- _Problem_
Locate every line in the records below that contains the word "timestamp", and copy each one.

-- START OF Data provided --

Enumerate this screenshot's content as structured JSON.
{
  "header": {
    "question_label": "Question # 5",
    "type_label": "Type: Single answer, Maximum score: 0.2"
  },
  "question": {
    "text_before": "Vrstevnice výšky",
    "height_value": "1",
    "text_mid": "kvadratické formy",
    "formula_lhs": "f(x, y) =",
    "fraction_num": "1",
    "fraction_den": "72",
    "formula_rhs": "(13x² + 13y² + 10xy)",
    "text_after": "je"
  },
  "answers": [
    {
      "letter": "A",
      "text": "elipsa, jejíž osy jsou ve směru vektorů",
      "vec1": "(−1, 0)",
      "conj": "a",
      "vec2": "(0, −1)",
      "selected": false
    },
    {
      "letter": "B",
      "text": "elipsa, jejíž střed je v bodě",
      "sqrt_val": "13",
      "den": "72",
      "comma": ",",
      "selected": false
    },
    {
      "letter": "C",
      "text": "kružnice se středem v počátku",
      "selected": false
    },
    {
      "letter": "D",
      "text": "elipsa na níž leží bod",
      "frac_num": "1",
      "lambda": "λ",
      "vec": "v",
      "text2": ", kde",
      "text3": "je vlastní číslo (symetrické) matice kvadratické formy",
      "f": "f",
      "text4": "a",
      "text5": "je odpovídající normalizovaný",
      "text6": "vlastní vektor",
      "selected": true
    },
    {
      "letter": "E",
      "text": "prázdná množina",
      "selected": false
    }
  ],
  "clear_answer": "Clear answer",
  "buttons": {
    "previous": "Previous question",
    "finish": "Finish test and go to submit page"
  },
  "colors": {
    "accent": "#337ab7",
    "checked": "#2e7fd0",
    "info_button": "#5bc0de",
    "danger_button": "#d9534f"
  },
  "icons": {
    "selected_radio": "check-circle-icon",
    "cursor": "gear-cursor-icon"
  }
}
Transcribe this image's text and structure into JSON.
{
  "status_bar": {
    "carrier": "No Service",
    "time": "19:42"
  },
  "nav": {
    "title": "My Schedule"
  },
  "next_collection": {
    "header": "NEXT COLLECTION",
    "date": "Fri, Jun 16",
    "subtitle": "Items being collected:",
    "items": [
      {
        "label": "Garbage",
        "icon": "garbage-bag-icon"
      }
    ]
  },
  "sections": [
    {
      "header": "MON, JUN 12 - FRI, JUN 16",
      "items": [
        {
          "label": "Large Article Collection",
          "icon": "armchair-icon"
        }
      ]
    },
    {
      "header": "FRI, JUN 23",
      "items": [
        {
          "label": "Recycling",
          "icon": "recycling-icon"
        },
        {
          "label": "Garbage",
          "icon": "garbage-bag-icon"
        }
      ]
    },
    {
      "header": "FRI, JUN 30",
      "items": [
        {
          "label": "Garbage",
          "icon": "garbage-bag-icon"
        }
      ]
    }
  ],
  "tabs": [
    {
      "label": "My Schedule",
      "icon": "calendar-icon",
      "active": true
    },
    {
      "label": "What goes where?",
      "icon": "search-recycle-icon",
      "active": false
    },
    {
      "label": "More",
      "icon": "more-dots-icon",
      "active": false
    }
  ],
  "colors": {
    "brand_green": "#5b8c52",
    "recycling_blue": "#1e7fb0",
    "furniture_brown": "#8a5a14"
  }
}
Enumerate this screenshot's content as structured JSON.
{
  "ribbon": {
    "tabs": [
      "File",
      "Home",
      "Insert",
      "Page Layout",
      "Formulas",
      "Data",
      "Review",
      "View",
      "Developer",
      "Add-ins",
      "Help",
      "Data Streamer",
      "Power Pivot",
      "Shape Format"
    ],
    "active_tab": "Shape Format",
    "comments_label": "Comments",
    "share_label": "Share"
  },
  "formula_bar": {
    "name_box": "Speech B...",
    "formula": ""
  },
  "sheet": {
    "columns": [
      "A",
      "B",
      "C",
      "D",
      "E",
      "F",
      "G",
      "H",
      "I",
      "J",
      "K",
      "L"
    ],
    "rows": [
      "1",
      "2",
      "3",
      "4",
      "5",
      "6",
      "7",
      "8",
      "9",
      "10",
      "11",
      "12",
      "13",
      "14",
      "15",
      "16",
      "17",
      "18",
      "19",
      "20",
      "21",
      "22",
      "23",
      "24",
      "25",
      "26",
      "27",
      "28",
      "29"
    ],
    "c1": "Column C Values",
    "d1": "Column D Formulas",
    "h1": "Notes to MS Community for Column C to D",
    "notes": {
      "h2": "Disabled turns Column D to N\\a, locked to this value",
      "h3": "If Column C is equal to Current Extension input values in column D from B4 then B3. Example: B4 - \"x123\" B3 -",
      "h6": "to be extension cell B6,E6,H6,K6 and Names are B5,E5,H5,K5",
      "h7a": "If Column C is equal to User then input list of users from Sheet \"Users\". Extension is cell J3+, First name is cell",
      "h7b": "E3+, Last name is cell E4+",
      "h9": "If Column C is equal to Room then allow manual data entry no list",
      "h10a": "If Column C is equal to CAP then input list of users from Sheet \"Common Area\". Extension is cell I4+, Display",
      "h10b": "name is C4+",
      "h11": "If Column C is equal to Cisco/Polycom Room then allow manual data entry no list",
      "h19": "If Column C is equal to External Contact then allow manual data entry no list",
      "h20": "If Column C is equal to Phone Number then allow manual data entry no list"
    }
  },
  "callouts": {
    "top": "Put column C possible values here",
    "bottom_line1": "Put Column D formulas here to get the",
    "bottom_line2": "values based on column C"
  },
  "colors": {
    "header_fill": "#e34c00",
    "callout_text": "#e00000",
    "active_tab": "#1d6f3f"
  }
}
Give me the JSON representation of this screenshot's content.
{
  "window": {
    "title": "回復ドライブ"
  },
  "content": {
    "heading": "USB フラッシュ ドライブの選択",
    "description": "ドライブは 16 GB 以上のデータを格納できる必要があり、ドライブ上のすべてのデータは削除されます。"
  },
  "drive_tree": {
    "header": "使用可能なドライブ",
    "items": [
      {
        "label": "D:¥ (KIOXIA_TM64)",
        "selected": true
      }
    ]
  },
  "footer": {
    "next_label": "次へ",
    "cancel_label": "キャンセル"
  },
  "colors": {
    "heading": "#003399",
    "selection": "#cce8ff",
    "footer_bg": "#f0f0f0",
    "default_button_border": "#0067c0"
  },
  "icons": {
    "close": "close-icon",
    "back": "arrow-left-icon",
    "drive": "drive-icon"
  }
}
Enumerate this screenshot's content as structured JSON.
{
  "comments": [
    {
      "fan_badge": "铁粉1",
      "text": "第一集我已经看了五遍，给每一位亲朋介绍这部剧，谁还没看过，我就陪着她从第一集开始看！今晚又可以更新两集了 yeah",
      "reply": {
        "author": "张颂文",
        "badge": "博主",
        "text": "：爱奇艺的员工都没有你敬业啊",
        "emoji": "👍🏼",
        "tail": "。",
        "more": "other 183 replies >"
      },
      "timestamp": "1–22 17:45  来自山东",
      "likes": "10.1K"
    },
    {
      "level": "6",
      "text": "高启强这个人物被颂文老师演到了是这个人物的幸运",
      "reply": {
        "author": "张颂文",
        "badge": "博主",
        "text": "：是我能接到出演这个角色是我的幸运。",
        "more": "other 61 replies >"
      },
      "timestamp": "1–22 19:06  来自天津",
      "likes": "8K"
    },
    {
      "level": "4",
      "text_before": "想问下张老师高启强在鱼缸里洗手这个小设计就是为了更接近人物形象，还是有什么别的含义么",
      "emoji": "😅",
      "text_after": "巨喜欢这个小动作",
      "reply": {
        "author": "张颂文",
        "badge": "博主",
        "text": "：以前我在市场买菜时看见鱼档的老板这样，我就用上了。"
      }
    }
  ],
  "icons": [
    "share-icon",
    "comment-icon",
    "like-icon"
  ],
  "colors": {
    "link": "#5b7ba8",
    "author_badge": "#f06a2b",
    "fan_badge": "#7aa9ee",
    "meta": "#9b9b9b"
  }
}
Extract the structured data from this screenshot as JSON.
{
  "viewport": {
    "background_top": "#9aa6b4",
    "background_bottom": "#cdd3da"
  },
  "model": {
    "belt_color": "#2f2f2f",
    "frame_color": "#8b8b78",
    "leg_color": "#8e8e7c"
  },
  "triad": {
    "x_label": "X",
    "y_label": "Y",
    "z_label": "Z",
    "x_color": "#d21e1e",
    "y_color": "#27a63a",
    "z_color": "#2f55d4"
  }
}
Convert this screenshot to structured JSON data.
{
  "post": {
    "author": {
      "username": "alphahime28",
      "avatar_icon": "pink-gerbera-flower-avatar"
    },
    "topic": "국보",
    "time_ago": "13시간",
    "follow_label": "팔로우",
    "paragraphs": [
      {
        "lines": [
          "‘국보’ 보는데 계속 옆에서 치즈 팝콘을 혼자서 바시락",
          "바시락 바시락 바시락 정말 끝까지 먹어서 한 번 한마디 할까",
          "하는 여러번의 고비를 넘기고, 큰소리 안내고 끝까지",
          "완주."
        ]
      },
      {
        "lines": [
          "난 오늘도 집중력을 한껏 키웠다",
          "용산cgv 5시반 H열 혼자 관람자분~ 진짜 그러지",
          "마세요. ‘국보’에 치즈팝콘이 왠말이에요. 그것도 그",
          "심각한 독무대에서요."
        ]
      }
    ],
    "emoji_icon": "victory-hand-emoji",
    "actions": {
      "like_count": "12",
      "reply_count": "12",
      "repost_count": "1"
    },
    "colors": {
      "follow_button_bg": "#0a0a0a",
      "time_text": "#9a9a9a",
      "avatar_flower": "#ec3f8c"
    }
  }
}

-- END OF Data provided --

- _Solved problem_
      "timestamp": "1–22 17:45  来自山东",
      "timestamp": "1–22 19:06  来自天津",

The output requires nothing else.